Dataset entries
- - - -
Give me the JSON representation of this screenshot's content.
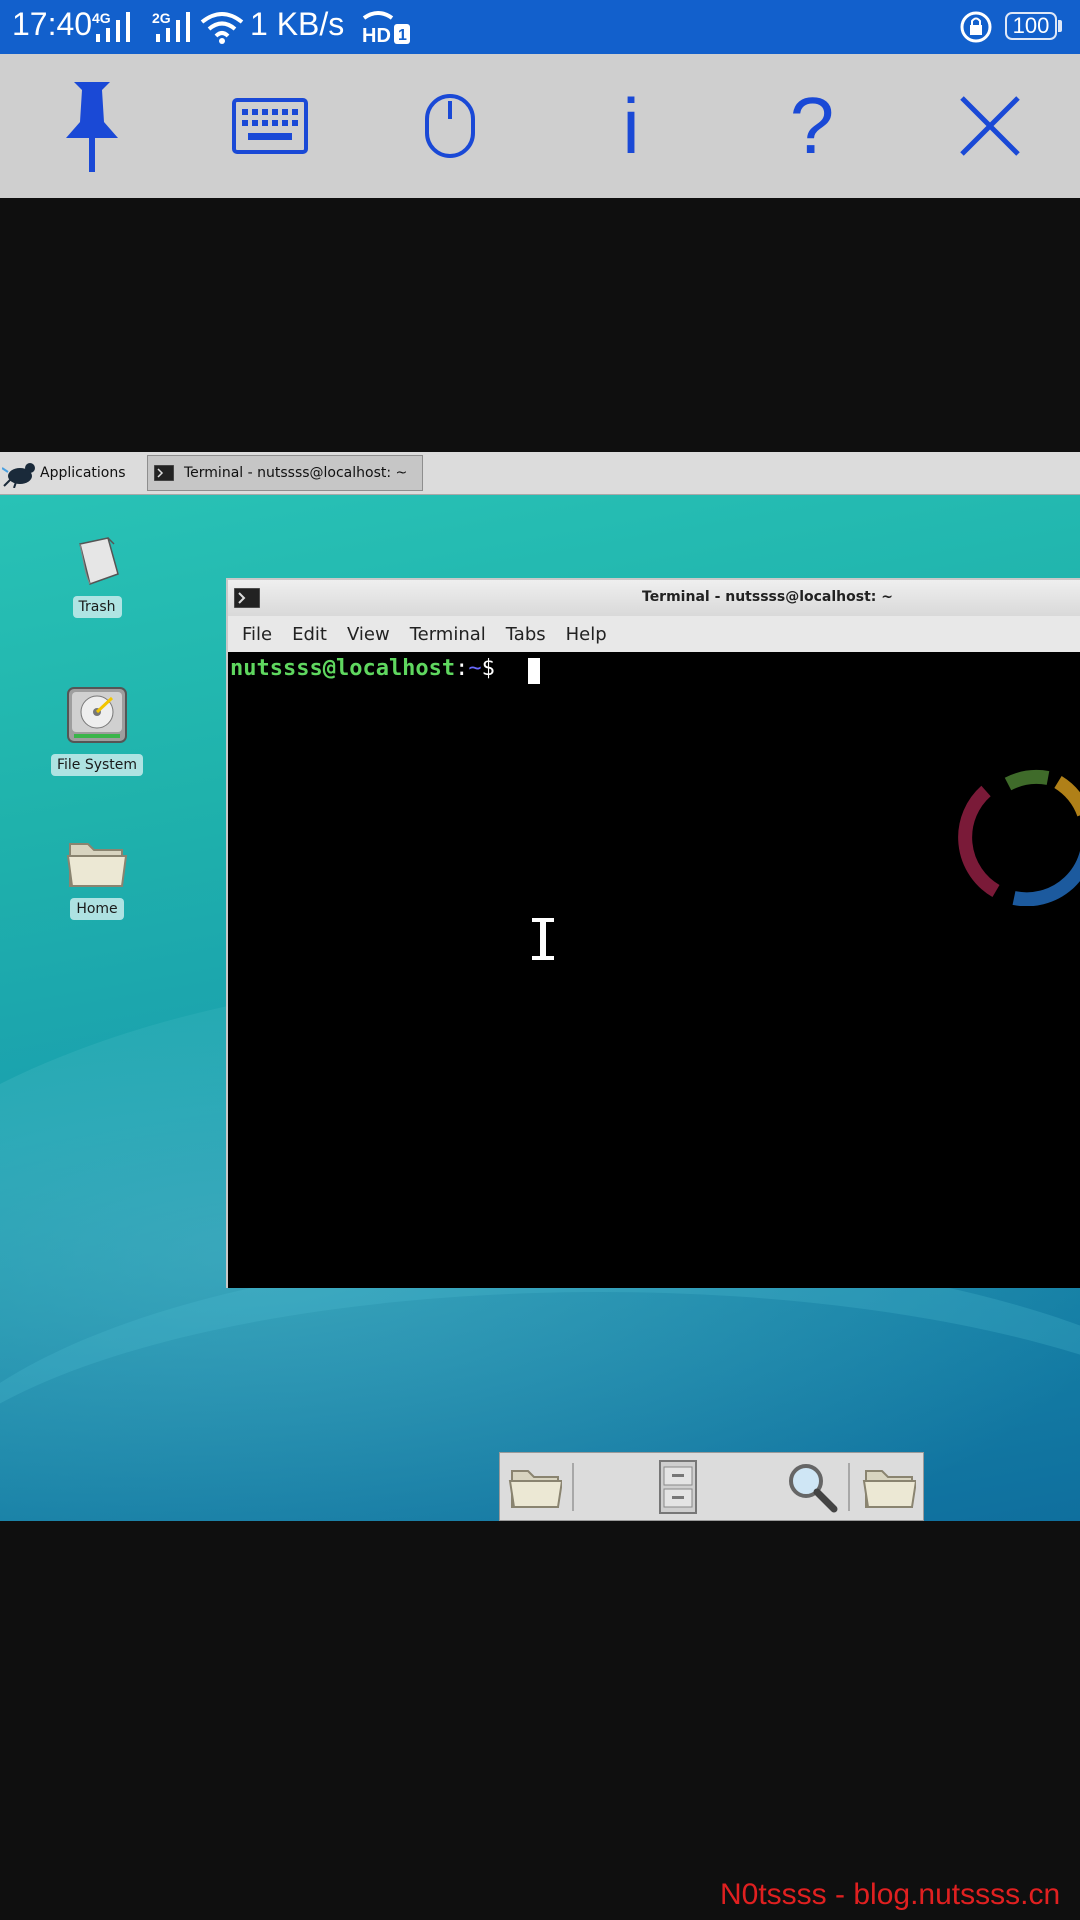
{
  "status_bar": {
    "time": "17:40",
    "signal1_label": "4G",
    "signal2_label": "2G",
    "speed": "1 KB/s",
    "battery": "100",
    "colors": {
      "background": "#1260cc"
    }
  },
  "toolbar": {
    "icons": [
      "pin-icon",
      "keyboard-icon",
      "mouse-icon",
      "info-icon",
      "help-icon",
      "close-icon"
    ],
    "info_glyph": "i",
    "help_glyph": "?",
    "color": "#1a49d6"
  },
  "desktop": {
    "panel": {
      "applications_label": "Applications",
      "task_label": "Terminal - nutssss@localhost: ~"
    },
    "icons": [
      {
        "label": "Trash",
        "icon": "trash-icon"
      },
      {
        "label": "File System",
        "icon": "drive-icon"
      },
      {
        "label": "Home",
        "icon": "folder-icon"
      }
    ],
    "terminal": {
      "title": "Terminal - nutssss@localhost: ~",
      "menu": [
        "File",
        "Edit",
        "View",
        "Terminal",
        "Tabs",
        "Help"
      ],
      "prompt_user": "nutssss@localhost",
      "prompt_sep": ":",
      "prompt_path": "~",
      "prompt_symbol": "$"
    },
    "dock_icons": [
      "folder-icon",
      "file-cabinet-icon",
      "magnifier-icon",
      "folder-icon"
    ]
  },
  "watermark": "N0tssss - blog.nutssss.cn"
}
- - - -
### Given request:
Copy the whole of the material above exactly, but not its images.

### Finished answer:
Give me the JSON representation of this screenshot's content.
{
  "status_bar": {
    "time": "17:40",
    "signal1_label": "4G",
    "signal2_label": "2G",
    "speed": "1 KB/s",
    "battery": "100",
    "colors": {
      "background": "#1260cc"
    }
  },
  "toolbar": {
    "icons": [
      "pin-icon",
      "keyboard-icon",
      "mouse-icon",
      "info-icon",
      "help-icon",
      "close-icon"
    ],
    "info_glyph": "i",
    "help_glyph": "?",
    "color": "#1a49d6"
  },
  "desktop": {
    "panel": {
      "applications_label": "Applications",
      "task_label": "Terminal - nutssss@localhost: ~"
    },
    "icons": [
      {
        "label": "Trash",
        "icon": "trash-icon"
      },
      {
        "label": "File System",
        "icon": "drive-icon"
      },
      {
        "label": "Home",
        "icon": "folder-icon"
      }
    ],
    "terminal": {
      "title": "Terminal - nutssss@localhost: ~",
      "menu": [
        "File",
        "Edit",
        "View",
        "Terminal",
        "Tabs",
        "Help"
      ],
      "prompt_user": "nutssss@localhost",
      "prompt_sep": ":",
      "prompt_path": "~",
      "prompt_symbol": "$"
    },
    "dock_icons": [
      "folder-icon",
      "file-cabinet-icon",
      "magnifier-icon",
      "folder-icon"
    ]
  },
  "watermark": "N0tssss - blog.nutssss.cn"
}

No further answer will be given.